Passage:

┌────────

Look, I like my new residency program. They treat us pretty well on every service and the hours are a lot better than at that malignant hellhole where I did my intern year which for propriety and to avoid calling down the Wrath of the Pure I will simply call "Earl."

But even 80 hours a week will wear you out. Fortunately, I rarely even come close to this but on the few rotations where I am Q4 call, I come close or go over regularly. For those of you who don't know, Q4 call is call on every fourth night. You come in early and leave at five-ish or six-ish day one and day two. On the third day you have call and work solid without sleep until between ten or noon the next day. You then go home and either drag around like a zombie until your normal bedtime or go to sleep when you get home, wake up in the late afternoon feeling like crap, and then go back to bed at your usual time to get up early in the morning. This wasted quasi-day is day one. Then two normal days and repeat. You're supposed to get a day off every seven days but sometimes they get you out early post-call and call that your day off which is a foul trick to play if you ask me.

Repeat that for two months and you'll see what I mean about getting worn out. Last month, because of the way the call schedule worked and the transition from one rotation to another I had no days off, even a quasi-day , for four weeks. I'm not complaining because I got two full weekends off (one a three-day weekend) at the beginning of the month and we usually don't work those kind of hours in my program.

But imagine you are a poor, sorry sap at "Earl" or some other old-school program where they treat you like dirt. It get's old fast.
 
Eventually, residency ends, Panda Bear. After that, you have the right to get a job and no one will tell you to limit your hours.

Most docs have some sort of deal where they get paid a base salary and an additional fee per case. Most people like to earn a large salary.

No one can have it both ways. Either you earn a large paycheck and work hard (read - high census, high acuity, long hours) or you earn less money.

Few recent graduates (in any specialty) have expressed interest in earning smaller paychecks.

In other words:

Most young attendings will be working long hours, with high census (or very busy clinics, or both) and less help than they had in residency. Unless they gain the skills in residency, they won't be able to do this for very long. I know internal medicine hospitalists who see 30 pts a day. Not many can handle that pace for more than a year or two.

We need to prepare our residents for world with no caps, no hour limits and tremendous expenses where employers expect results (and bills!). You can't learn that unless you're forced to preform under under high stress when you're exhausted.

It should be that after residency, everything else is easier.
 
Eventually, residency ends, Panda Bear. After that, you have the right to get a job and no one will tell you to limit your hours.

Most docs have some sort of deal where they get paid a base salary and an additional fee per case. Most people like to earn a large salary.

No one can have it both ways. Either you earn a large paycheck and work hard (read - high census, high acuity, long hours) or you earn less money.

Few recent graduates (in any specialty) have expressed interest in earning smaller paychecks.

In other words:

Most young attendings will be working long hours, with high census (or very busy clinics, or both) and less help than they had in residency. Unless they gain the skills in residency, they won't be able to do this for very long. I know internal medicine hospitalists who see 30 pts a day. Not many can handle that pace for more than a year or two.

└────────

Records supplied:

┌────────

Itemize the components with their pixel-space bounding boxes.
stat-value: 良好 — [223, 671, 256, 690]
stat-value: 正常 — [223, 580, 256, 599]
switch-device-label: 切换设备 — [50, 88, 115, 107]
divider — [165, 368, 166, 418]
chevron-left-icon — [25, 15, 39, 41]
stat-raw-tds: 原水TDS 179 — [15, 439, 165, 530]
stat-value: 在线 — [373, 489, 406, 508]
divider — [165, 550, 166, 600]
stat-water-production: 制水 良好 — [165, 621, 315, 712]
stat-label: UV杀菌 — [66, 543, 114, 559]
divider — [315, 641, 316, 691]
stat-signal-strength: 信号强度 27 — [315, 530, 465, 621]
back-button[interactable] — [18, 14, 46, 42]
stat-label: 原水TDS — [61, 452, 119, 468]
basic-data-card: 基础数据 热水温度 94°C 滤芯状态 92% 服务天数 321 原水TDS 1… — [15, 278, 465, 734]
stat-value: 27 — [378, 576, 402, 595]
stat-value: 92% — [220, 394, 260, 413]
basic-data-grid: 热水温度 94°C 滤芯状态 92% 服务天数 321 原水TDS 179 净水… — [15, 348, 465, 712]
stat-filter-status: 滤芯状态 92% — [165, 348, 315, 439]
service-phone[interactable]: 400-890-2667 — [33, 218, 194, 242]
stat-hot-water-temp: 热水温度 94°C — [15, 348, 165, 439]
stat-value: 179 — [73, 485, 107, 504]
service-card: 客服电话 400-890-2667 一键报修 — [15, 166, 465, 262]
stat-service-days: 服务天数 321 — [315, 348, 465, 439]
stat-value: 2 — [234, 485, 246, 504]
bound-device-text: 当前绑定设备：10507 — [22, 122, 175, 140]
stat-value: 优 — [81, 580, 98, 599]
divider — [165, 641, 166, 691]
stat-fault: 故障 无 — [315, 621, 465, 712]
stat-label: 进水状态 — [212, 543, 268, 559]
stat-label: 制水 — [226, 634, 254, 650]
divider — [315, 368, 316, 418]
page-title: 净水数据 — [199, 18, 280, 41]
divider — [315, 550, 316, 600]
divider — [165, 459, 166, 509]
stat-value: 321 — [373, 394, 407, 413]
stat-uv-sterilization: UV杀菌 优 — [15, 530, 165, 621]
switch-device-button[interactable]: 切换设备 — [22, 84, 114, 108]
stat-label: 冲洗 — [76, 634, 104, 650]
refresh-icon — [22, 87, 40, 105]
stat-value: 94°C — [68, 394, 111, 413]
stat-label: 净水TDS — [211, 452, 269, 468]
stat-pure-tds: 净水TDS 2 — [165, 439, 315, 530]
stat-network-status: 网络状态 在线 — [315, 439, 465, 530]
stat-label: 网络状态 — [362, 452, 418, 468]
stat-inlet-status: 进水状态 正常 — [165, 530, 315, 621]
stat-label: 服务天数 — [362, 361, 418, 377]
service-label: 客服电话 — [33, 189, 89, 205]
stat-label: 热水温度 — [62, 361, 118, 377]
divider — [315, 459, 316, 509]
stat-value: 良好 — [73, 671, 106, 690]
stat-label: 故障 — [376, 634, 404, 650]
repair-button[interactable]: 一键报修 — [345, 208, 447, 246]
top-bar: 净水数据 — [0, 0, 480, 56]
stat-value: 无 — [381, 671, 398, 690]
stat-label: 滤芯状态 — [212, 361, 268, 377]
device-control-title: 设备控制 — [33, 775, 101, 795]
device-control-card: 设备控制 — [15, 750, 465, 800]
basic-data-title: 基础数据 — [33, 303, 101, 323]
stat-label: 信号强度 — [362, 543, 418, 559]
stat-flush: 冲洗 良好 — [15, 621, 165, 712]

└────────

Description of the task: Rewrite the paragraph of the residency hours post that begins "But even 80 hours a week" as a short bulleted list that keeps its main facts. The records have no connection to the residency hours post.

Your response:
- Even 80 hours a week is exhausting. The writer rarely comes close to that, except on Q4 call rotations, where they regularly come close or go over.
- Q4 call means taking call every fourth night.
- On the first two days, residents arrive early and leave around five or six.
- On the third day, they take call and work without sleep until ten or noon the next day.
- After that, they go home. They either drag through the day until their normal bedtime, or they sleep, wake in the late afternoon feeling bad, and go back to bed at their usual time. This wasted quasi-day counts as day one.
- Two normal days follow, and then the cycle repeats.
- Residents are supposed to get one day off every seven days. Sometimes an early release after call is counted as that day off, which the writer considers a foul trick.